# Given data
•••

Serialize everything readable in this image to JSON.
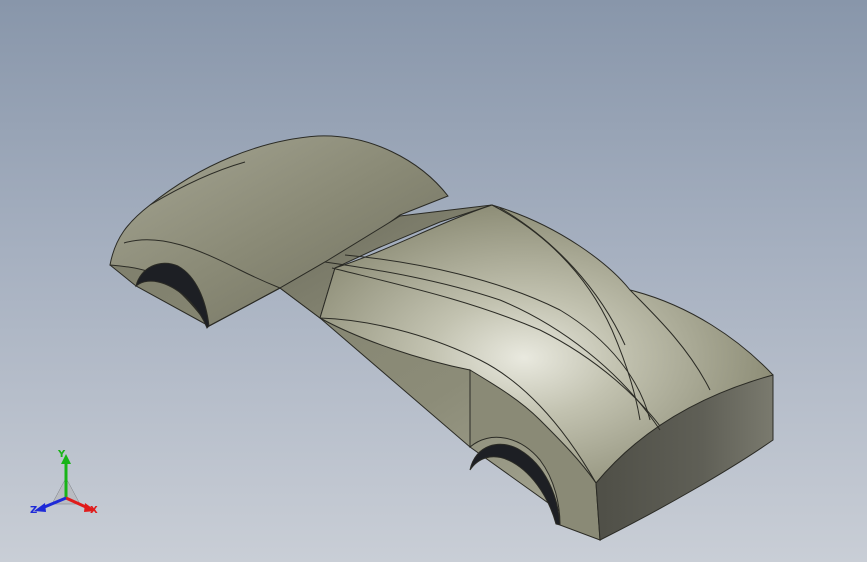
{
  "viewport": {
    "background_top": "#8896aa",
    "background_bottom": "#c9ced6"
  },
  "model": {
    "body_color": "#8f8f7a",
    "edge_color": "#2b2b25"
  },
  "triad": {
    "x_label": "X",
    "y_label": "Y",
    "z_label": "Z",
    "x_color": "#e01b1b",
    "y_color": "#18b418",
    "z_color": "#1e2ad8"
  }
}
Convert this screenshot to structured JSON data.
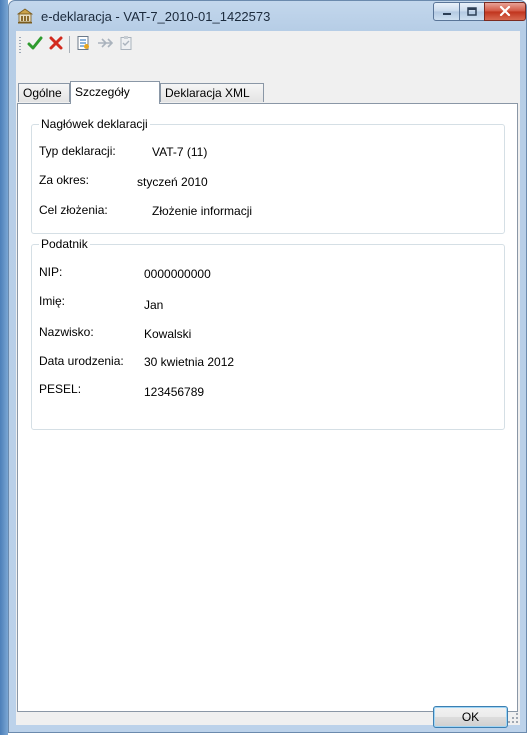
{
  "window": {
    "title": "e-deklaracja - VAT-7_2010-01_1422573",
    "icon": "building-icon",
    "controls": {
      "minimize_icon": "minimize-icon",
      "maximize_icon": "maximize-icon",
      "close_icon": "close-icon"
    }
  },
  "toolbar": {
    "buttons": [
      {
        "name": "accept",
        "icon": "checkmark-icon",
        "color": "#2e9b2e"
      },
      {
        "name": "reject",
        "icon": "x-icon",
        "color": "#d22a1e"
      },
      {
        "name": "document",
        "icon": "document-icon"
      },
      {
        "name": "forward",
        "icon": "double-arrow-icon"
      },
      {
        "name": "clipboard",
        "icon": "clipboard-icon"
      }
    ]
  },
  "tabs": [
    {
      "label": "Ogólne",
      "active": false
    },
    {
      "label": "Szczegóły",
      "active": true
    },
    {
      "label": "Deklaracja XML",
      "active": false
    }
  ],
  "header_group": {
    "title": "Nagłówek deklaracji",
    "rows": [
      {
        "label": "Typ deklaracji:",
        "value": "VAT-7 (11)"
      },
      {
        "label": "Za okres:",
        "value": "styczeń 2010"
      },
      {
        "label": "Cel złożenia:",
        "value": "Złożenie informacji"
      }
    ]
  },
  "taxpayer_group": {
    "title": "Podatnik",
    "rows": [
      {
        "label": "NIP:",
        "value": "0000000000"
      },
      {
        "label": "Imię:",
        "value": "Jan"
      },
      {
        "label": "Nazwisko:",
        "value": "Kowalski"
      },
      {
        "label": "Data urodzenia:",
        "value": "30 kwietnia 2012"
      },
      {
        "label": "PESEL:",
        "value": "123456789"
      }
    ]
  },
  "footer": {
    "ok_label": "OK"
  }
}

•••

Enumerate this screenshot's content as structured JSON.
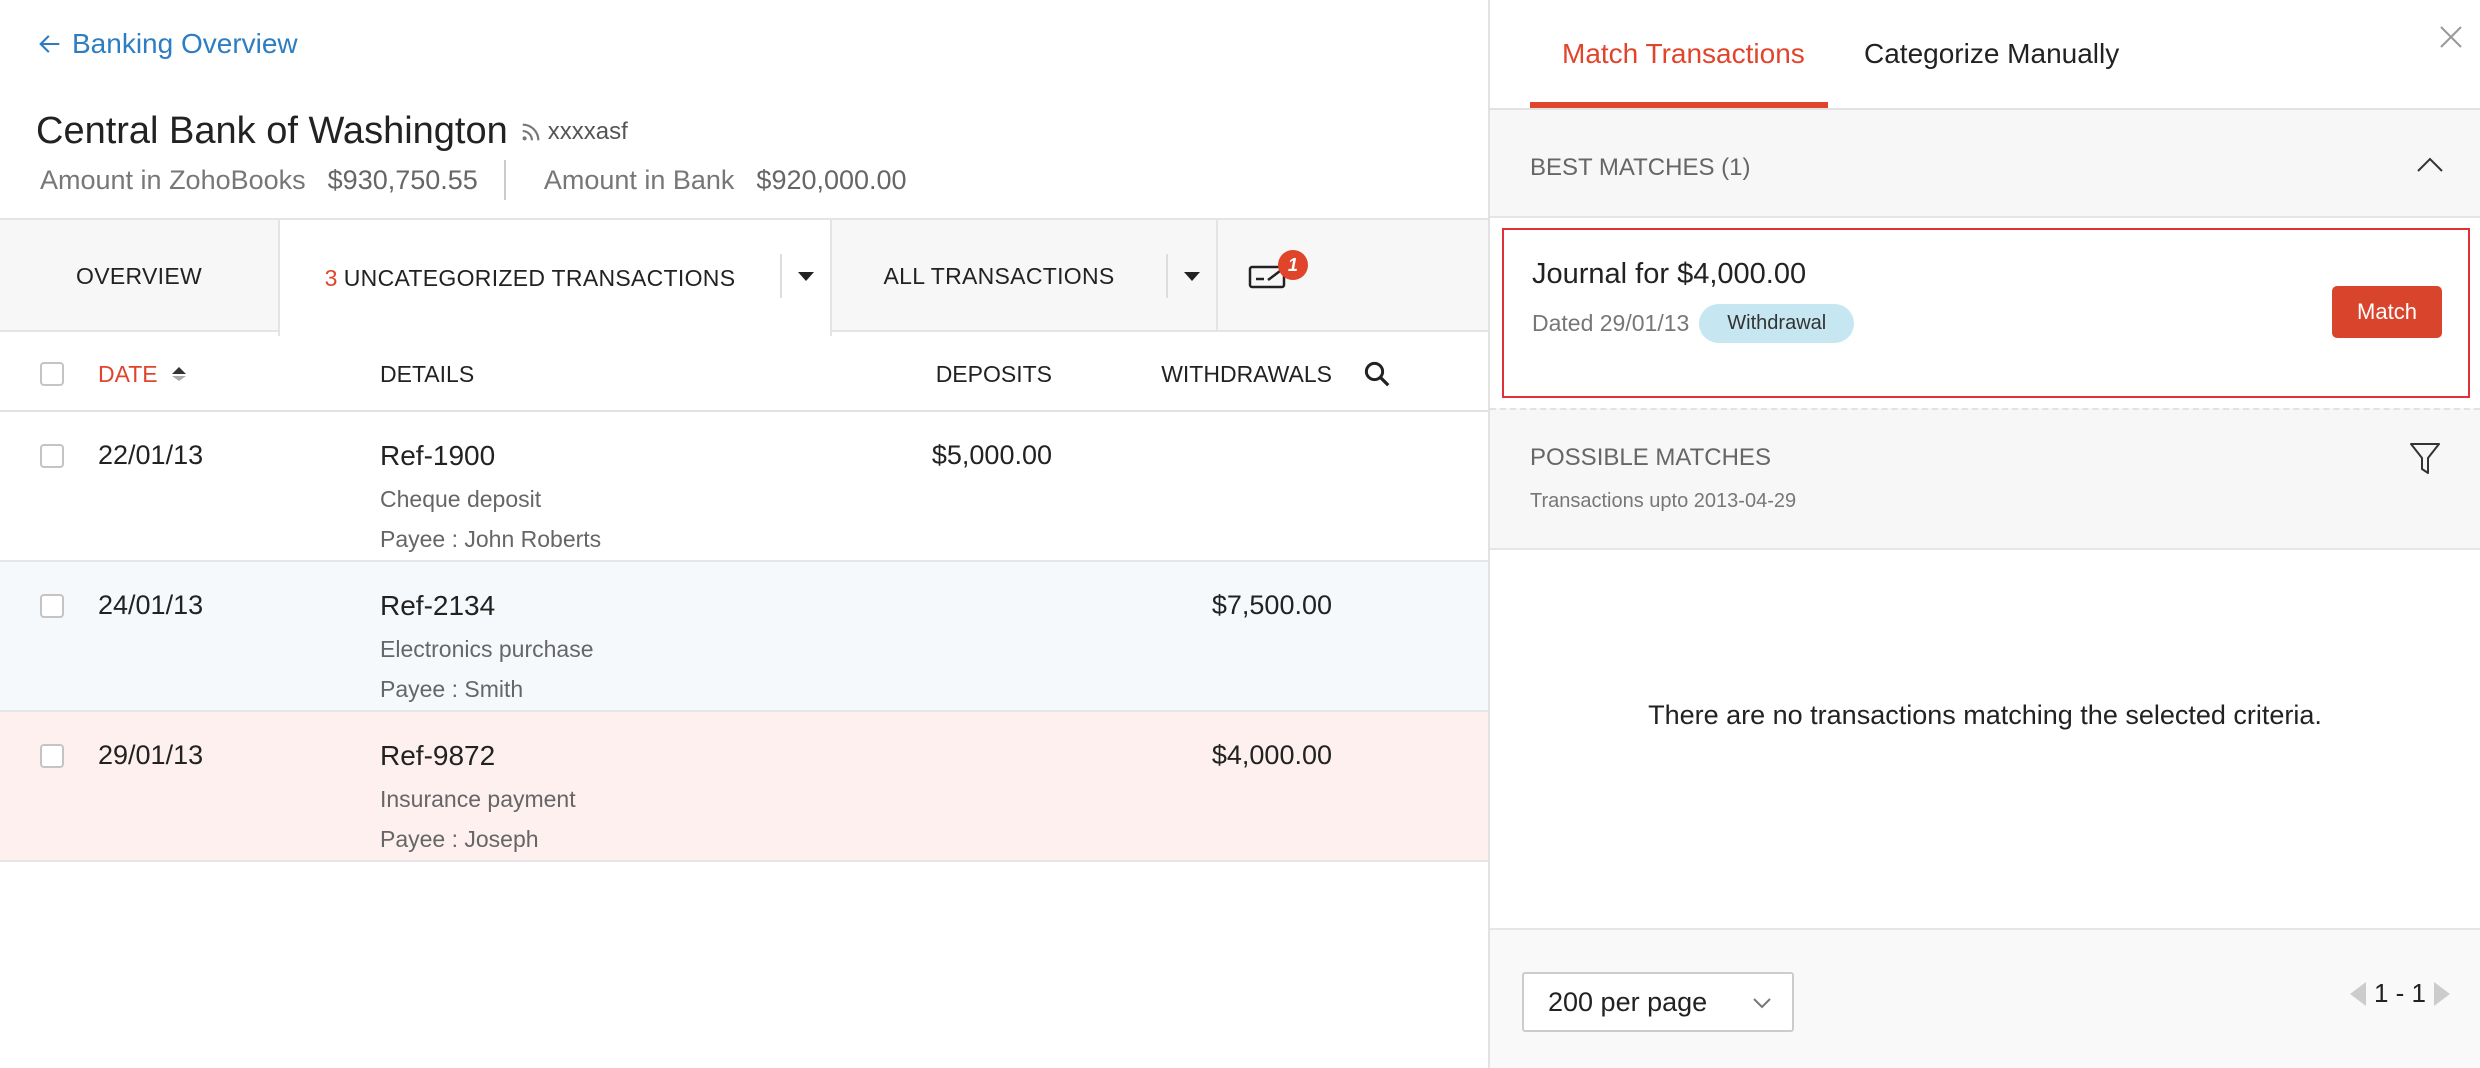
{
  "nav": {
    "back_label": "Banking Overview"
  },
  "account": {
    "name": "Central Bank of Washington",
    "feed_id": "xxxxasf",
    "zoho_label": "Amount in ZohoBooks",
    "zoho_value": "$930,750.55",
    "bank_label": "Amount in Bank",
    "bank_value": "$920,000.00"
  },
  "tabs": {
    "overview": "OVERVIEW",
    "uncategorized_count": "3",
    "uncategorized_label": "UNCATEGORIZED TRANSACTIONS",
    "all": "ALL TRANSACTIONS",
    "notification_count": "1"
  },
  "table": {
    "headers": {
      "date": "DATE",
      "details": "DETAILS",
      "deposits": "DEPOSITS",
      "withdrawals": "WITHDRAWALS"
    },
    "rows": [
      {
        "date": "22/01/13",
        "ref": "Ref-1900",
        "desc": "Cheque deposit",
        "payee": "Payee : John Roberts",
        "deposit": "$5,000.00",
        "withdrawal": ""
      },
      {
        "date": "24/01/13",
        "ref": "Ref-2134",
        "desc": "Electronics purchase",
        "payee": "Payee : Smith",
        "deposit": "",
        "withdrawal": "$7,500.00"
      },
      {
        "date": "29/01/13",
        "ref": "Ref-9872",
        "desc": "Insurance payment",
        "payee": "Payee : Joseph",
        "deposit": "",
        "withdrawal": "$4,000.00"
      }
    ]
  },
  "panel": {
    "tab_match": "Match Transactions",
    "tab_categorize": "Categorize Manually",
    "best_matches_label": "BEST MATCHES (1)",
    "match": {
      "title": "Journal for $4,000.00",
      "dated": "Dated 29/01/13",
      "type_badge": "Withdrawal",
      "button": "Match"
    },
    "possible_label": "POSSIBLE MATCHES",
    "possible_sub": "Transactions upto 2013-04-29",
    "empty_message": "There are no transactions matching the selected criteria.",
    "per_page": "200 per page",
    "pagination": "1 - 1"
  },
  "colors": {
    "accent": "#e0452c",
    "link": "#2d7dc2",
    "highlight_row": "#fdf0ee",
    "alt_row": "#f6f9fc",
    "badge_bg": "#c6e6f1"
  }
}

•••

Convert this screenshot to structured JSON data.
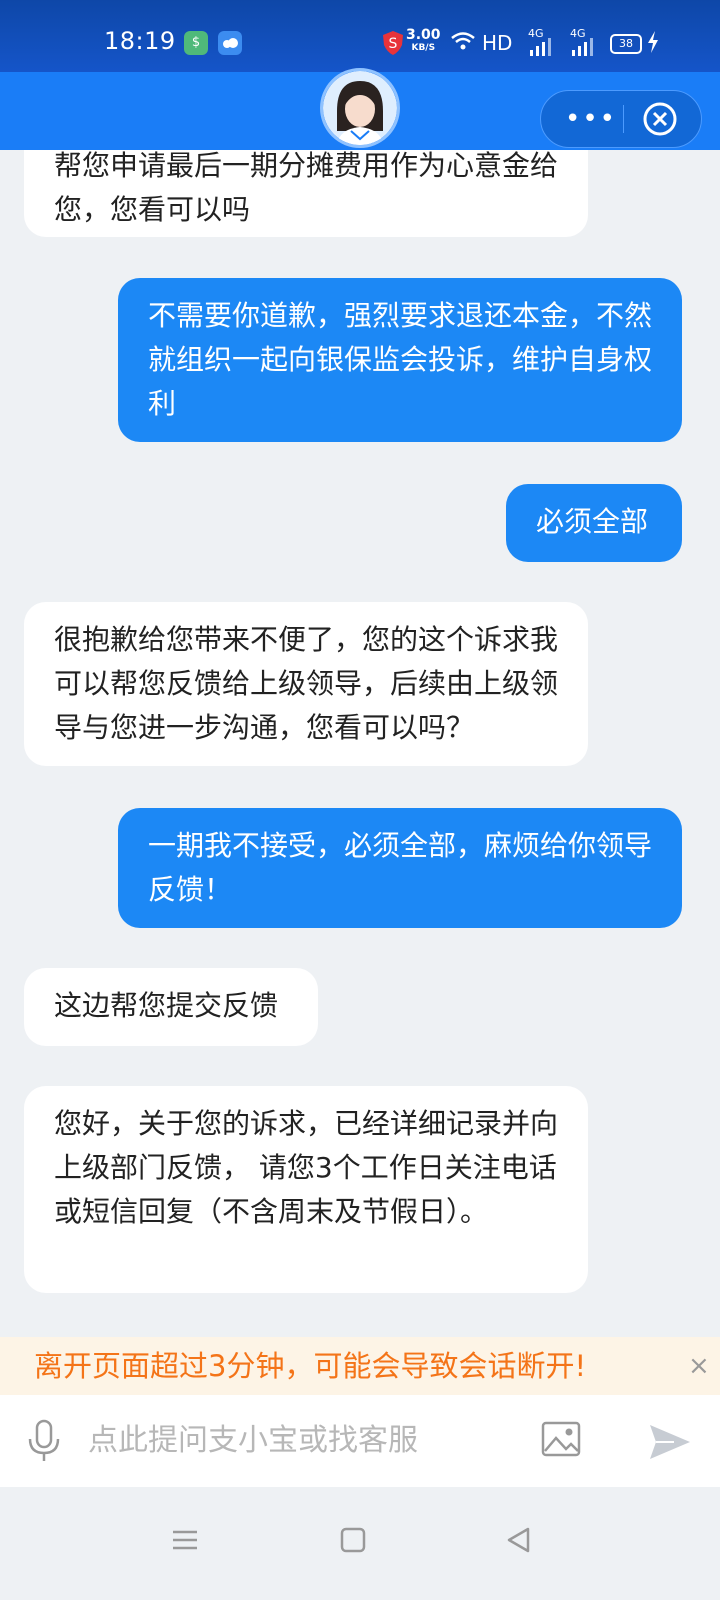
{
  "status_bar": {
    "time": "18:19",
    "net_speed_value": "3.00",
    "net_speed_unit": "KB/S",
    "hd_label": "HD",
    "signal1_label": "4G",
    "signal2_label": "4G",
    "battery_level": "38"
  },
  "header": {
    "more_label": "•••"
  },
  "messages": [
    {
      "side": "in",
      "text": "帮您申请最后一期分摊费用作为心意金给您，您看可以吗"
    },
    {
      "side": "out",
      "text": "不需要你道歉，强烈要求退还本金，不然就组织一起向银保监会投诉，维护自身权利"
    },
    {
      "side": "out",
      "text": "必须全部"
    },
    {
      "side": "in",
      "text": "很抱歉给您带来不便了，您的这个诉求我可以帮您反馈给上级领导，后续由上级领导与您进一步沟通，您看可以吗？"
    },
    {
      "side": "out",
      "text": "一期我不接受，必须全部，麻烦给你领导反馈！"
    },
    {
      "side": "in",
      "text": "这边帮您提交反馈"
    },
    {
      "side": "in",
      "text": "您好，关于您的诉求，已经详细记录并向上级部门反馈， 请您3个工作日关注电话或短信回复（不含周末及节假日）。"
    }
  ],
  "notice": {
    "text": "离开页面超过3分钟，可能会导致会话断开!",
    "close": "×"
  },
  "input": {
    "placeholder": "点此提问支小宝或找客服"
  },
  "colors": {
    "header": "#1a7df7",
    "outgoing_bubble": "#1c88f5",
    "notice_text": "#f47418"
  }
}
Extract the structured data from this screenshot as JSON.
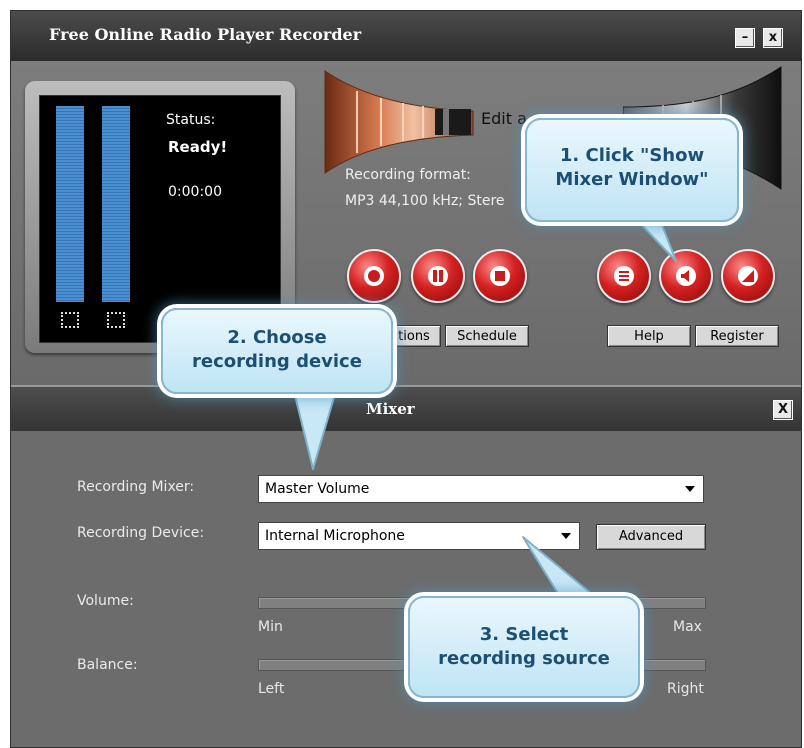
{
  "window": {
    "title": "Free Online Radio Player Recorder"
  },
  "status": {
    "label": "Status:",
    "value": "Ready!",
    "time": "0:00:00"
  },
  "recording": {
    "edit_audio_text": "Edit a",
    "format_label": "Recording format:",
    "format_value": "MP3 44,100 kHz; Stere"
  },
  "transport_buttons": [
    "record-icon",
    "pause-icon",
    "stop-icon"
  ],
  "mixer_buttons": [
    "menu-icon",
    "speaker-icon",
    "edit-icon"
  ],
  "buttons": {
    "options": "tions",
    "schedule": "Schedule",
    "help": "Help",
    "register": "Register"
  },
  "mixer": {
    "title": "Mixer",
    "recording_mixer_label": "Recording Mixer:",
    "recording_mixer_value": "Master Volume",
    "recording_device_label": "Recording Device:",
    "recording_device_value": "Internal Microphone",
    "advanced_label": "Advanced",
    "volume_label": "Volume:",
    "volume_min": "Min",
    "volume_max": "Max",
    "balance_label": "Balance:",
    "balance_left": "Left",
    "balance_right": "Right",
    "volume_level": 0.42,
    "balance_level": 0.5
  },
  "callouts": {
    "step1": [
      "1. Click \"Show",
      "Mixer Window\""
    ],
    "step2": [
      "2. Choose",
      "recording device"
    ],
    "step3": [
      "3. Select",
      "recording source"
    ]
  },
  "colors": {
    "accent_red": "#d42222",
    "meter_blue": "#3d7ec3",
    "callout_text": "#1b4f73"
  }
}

•••

# Stated task
Only the number is needed here: how many lines of the records contain "name"?

# Result
6